*** ENTRIES SHOWN ***

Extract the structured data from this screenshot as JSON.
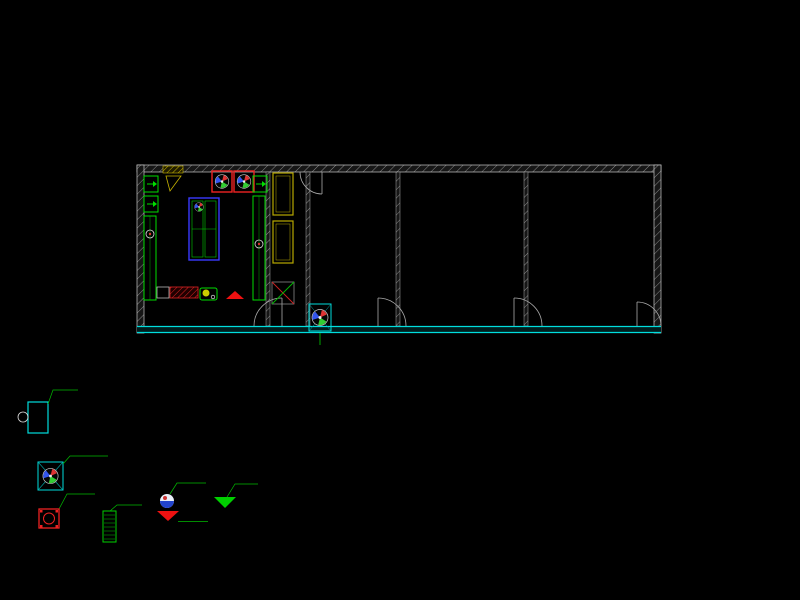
{
  "watermark": {
    "cn": "济南腾昊科学仪器有限公司",
    "en": "JINAN TENGHAO SCIENTIFIC INSTRUMENTS CO.,LTD"
  },
  "grid": {
    "axis_numbers": [
      "1",
      "2",
      "3",
      "5",
      "6",
      "7",
      "8",
      "9",
      "10"
    ],
    "side_letters": [
      "C",
      "B",
      "A"
    ],
    "segment_dim": "3200",
    "total_dim": "25600",
    "side_dims": {
      "c_to_b": "6400",
      "b_to_a": "1600",
      "total": "8000"
    }
  },
  "plan": {
    "room1_label": "理化实验室",
    "central_bench_text": "中央实验台",
    "clean_bench_text": "超净工作台",
    "middle_room_label": "18㎡",
    "ws_label": "WS",
    "storage1_label": "库房 1",
    "storage2_label": "库房 2",
    "door_left": "M-1521",
    "door_right": "M-1021",
    "entry_fan_label": "XAJ",
    "entry_dim": "50",
    "red_spec": "2400×750×850"
  },
  "legend": {
    "incubator": {
      "power": "1000W",
      "text": "恒温培养箱"
    },
    "fan_unit": {
      "volt": "380V",
      "power": "1.5KW"
    },
    "red_box": {
      "power": "4.5KW"
    },
    "green_box": {
      "power": "5.0KW"
    },
    "power_socket": {
      "label": "电源插座"
    },
    "socket_10a": {
      "label": "10A 插座"
    },
    "socket_16a": {
      "label": "16A 插座"
    }
  },
  "colors": {
    "background": "#000000",
    "grid_green": "#00c000",
    "wall_gray": "#9a9a9a",
    "cyan": "#00dddd",
    "bench_green": "#00dd00",
    "accent_red": "#ee2222",
    "accent_yellow": "#c8b400",
    "dim_text": "#e8e8e8"
  }
}
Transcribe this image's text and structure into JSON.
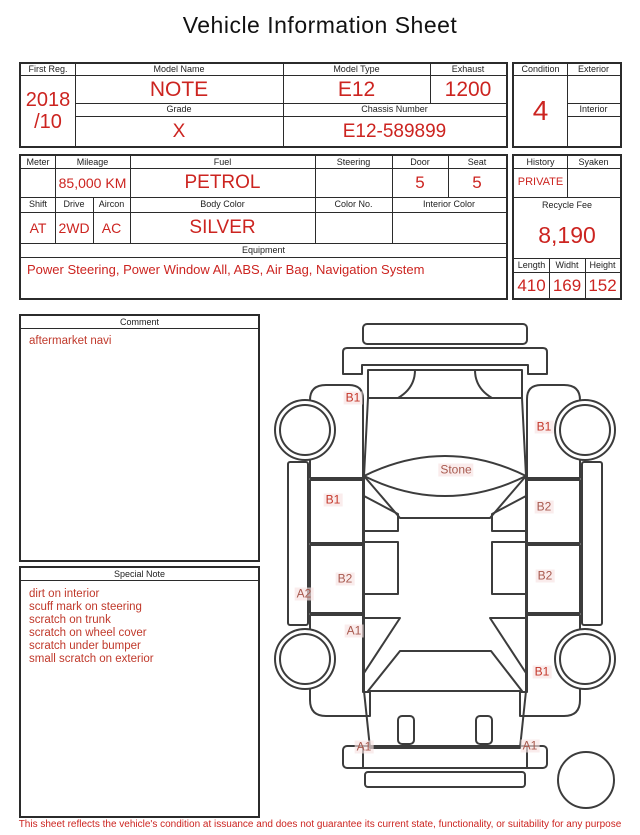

***

### TASK DETAILS
Which lines contain "JSON"? Copy each of them out.

### RESULT OF THE EXERCISE
Extract the structured data from this screenshot as JSON.
Transcribe this image's text and structure into JSON.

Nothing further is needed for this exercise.